Bong Joon-ho livre un véritable constat sociologique de la société coréenne, et ce de façon aussi engagée que virtuose, ainsi que jouant sur les genres. Le film change de registre constamment, mais de façon très naturelle et cohérente par rapport à son propos, et c'est pour le grand plaisir de nous autres, spectateurs, autant amusés qu'horrifiés par ce qu'on nous donne à voir. La fracture sociale dépeinte par Bong Joon-ho dépasse les frontières de sa péninsule d'origine, les rapports de classes décrits sont universels dans la société capitaliste actuelle.


La métaphore des insectes est abordée de façon intelligente et sans forcer. On comprend que le parasite éponyme du film sert à illustrer les rapports humains, dans lesquels on considère l'autre comme étranger à soi, à ses intérêts, et donc, à éliminer (aliénation de l'espèce humaine, de Marx: les hommes dans la société capitaliste sont aliénés les uns des autres, ils ne se voient que comme rivaux ou obstacles à leur liberté). La famille Ki peut être vue comme de la vermine pour l'opulente famille Park, comme des parasites (image de Ki-taek, le père, rampant sur le sol dans le noir pour échapper au regard du couple Park; essaye de faire plus insecte que ça!). Le propos du film, entre autres, c'est que la classe inférieure est réduite à des insectes, à des nuisibles pour la classe supérieure. La famille Ki se comporte en effet comme des insectes, en s'invitant (ou s'immisçant plutôt!) chez les riches ils vont essayer de renverser l'ordre social établi, motivés par la rancœur et le sentiment d'injustice, qu'ils vont transformer en énergie furieuse et vitale (leurs vies en dépendent)!

▶ _ENREGISTREMENTS FOURNIS_:

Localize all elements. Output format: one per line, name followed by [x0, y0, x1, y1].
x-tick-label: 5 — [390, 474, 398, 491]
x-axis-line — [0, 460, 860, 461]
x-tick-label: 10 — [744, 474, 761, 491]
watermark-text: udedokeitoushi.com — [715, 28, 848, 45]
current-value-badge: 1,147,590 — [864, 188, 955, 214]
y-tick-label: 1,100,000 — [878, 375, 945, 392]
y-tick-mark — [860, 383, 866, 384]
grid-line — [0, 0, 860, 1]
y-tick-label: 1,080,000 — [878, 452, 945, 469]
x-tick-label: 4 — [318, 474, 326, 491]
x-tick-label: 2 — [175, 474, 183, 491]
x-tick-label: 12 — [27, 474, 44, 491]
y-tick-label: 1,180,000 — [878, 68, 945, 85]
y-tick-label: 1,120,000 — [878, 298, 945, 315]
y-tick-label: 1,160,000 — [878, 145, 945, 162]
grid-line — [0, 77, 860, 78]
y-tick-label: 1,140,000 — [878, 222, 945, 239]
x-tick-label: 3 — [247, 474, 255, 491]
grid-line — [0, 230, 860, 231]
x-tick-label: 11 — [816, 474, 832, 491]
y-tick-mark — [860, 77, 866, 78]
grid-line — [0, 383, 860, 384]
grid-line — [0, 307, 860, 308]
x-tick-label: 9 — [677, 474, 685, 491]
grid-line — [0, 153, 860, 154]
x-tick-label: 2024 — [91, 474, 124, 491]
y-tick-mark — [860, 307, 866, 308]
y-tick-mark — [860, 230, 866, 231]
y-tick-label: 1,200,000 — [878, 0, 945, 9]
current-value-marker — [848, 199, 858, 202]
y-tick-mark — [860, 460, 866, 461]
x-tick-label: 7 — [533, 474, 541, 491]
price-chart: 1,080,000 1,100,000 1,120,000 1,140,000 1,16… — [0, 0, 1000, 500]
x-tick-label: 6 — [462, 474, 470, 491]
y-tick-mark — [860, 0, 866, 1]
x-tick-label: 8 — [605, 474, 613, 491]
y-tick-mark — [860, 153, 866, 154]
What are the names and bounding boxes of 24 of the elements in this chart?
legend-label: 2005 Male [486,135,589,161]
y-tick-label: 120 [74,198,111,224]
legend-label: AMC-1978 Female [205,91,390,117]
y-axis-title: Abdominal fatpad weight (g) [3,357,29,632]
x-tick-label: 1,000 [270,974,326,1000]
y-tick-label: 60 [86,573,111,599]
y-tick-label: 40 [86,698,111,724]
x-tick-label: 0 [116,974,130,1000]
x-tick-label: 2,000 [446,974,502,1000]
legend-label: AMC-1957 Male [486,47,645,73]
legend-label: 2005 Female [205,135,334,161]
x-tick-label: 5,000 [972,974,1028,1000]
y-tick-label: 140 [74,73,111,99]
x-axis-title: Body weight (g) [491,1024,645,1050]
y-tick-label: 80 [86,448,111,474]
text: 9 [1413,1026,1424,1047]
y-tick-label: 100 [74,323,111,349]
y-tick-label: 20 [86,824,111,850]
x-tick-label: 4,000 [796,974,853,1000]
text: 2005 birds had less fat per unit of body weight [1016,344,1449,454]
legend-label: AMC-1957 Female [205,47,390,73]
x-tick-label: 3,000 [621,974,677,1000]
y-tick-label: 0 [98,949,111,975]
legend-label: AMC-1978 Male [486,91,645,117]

▶ _CONSIGNES À SUIVRE_:
(a) Relevez tous les noms propres de personnes ou de familles qui figurent dans la critique de film, chacun une seule fois.
(b) Recopiez fidèlement le passage de la critique de film qui commence aux mots « Bong Joon-ho livre » et s'arrête après les mots « société capitaliste actuelle. ».

▶ _RÉPONSES AUX CONSIGNES_:
(a) Bong Joon-ho, Ki, Park, Ki-taek, Marx

(b)
Bong Joon-ho livre un véritable constat sociologique de la société coréenne, et ce de façon aussi engagée que virtuose, ainsi que jouant sur les genres. Le film change de registre constamment, mais de façon très naturelle et cohérente par rapport à son propos, et c'est pour le grand plaisir de nous autres, spectateurs, autant amusés qu'horrifiés par ce qu'on nous donne à voir. La fracture sociale dépeinte par Bong Joon-ho dépasse les frontières de sa péninsule d'origine, les rapports de classes décrits sont universels dans la société capitaliste actuelle.